------ Records
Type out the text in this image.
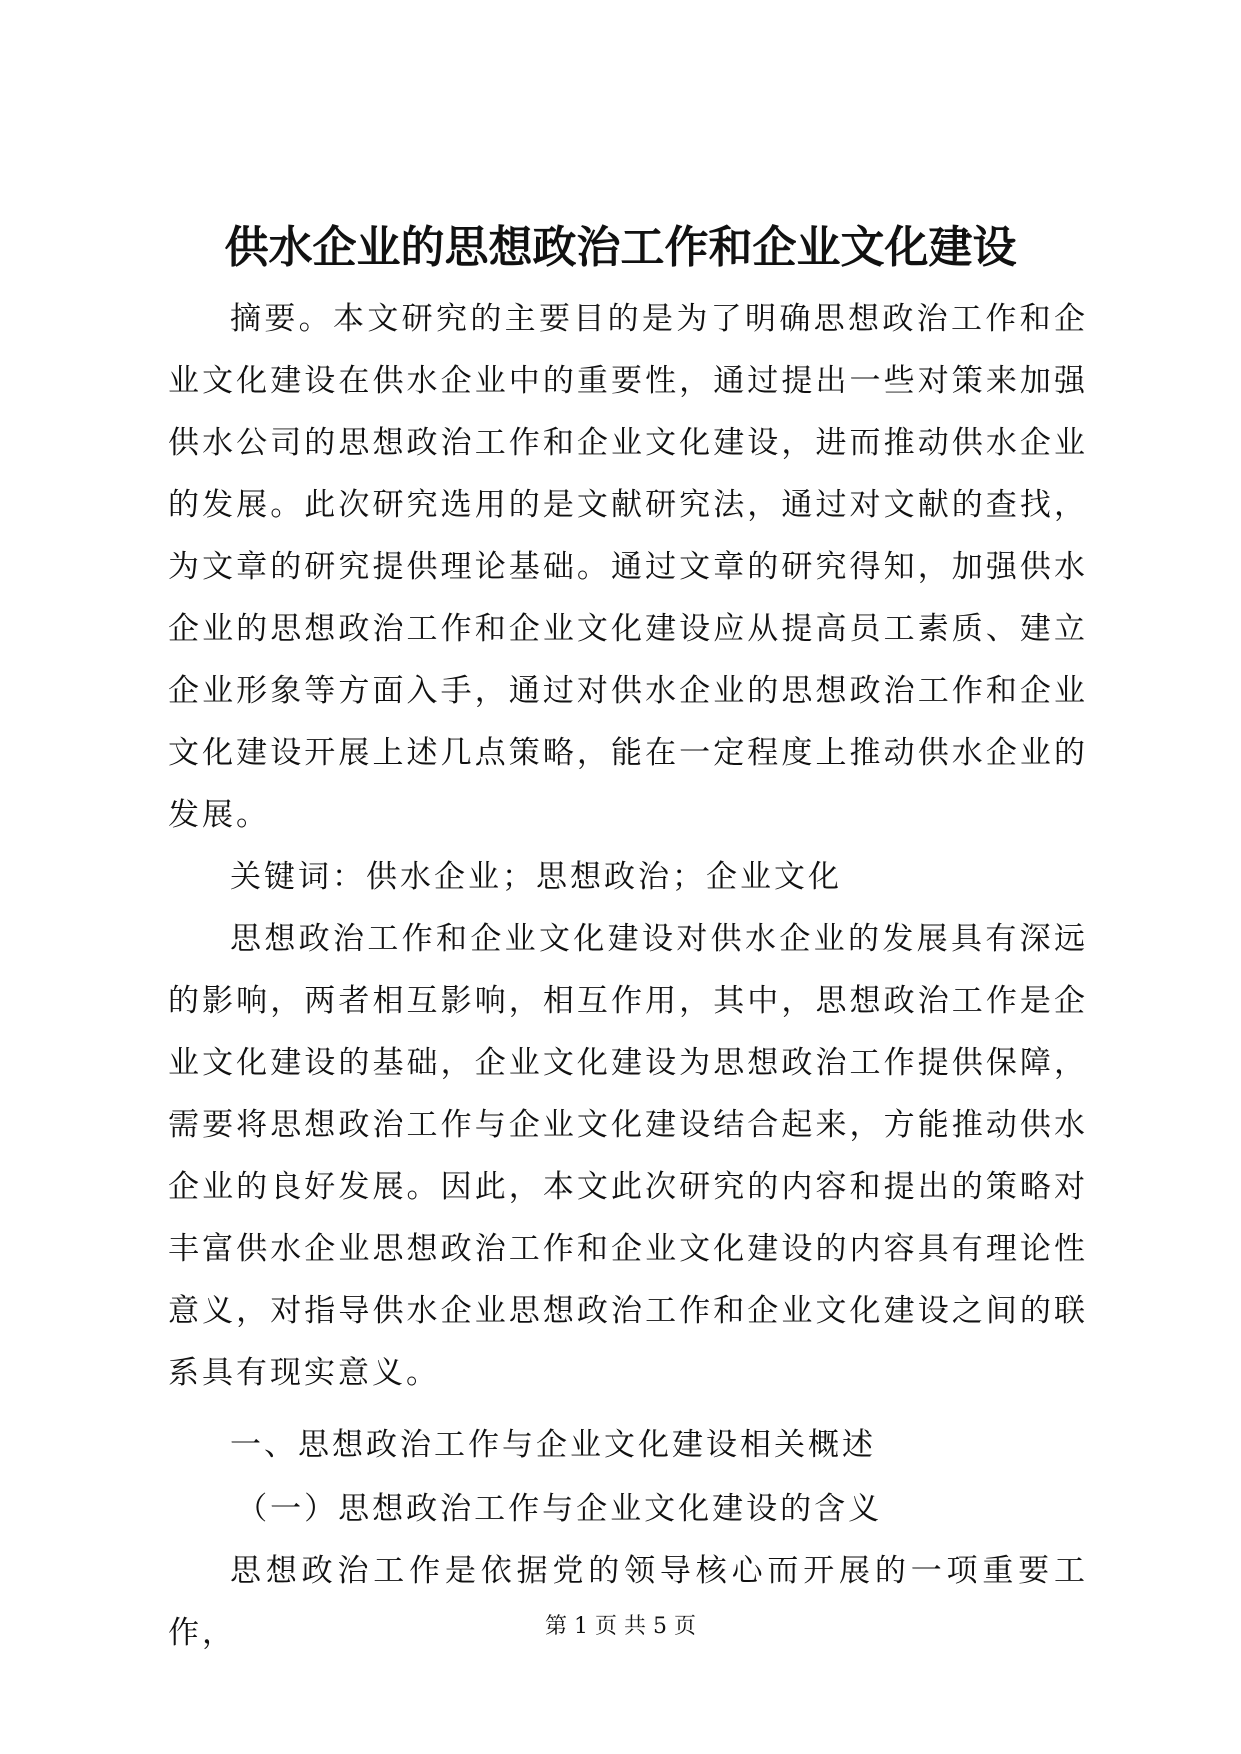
供水企业的思想政治工作和企业文化建设

摘要。本文研究的主要目的是为了明确思想政治工作和企业文化建设在供水企业中的重要性，通过提出一些对策来加强供水公司的思想政治工作和企业文化建设，进而推动供水企业的发展。此次研究选用的是文献研究法，通过对文献的查找，为文章的研究提供理论基础。通过文章的研究得知，加强供水企业的思想政治工作和企业文化建设应从提高员工素质、建立企业形象等方面入手，通过对供水企业的思想政治工作和企业文化建设开展上述几点策略，能在一定程度上推动供水企业的发展。

关键词：供水企业；思想政治；企业文化

思想政治工作和企业文化建设对供水企业的发展具有深远的影响，两者相互影响，相互作用，其中，思想政治工作是企业文化建设的基础，企业文化建设为思想政治工作提供保障，需要将思想政治工作与企业文化建设结合起来，方能推动供水企业的良好发展。因此，本文此次研究的内容和提出的策略对丰富供水企业思想政治工作和企业文化建设的内容具有理论性意义，对指导供水企业思想政治工作和企业文化建设之间的联系具有现实意义。

一、思想政治工作与企业文化建设相关概述

（一）思想政治工作与企业文化建设的含义

思想政治工作是依据党的领导核心而开展的一项重要工作，	第 1 页 共 5 页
------------
What you have to do: Return the listing above unchanged, apart from dropping its pictures.

Complete answer:
Type out the text in this image.
供水企业的思想政治工作和企业文化建设

摘要。本文研究的主要目的是为了明确思想政治工作和企业文化建设在供水企业中的重要性，通过提出一些对策来加强供水公司的思想政治工作和企业文化建设，进而推动供水企业的发展。此次研究选用的是文献研究法，通过对文献的查找，为文章的研究提供理论基础。通过文章的研究得知，加强供水企业的思想政治工作和企业文化建设应从提高员工素质、建立企业形象等方面入手，通过对供水企业的思想政治工作和企业文化建设开展上述几点策略，能在一定程度上推动供水企业的发展。

关键词：供水企业；思想政治；企业文化

思想政治工作和企业文化建设对供水企业的发展具有深远的影响，两者相互影响，相互作用，其中，思想政治工作是企业文化建设的基础，企业文化建设为思想政治工作提供保障，需要将思想政治工作与企业文化建设结合起来，方能推动供水企业的良好发展。因此，本文此次研究的内容和提出的策略对丰富供水企业思想政治工作和企业文化建设的内容具有理论性意义，对指导供水企业思想政治工作和企业文化建设之间的联系具有现实意义。

一、思想政治工作与企业文化建设相关概述

（一）思想政治工作与企业文化建设的含义

思想政治工作是依据党的领导核心而开展的一项重要工作，	第 1 页 共 5 页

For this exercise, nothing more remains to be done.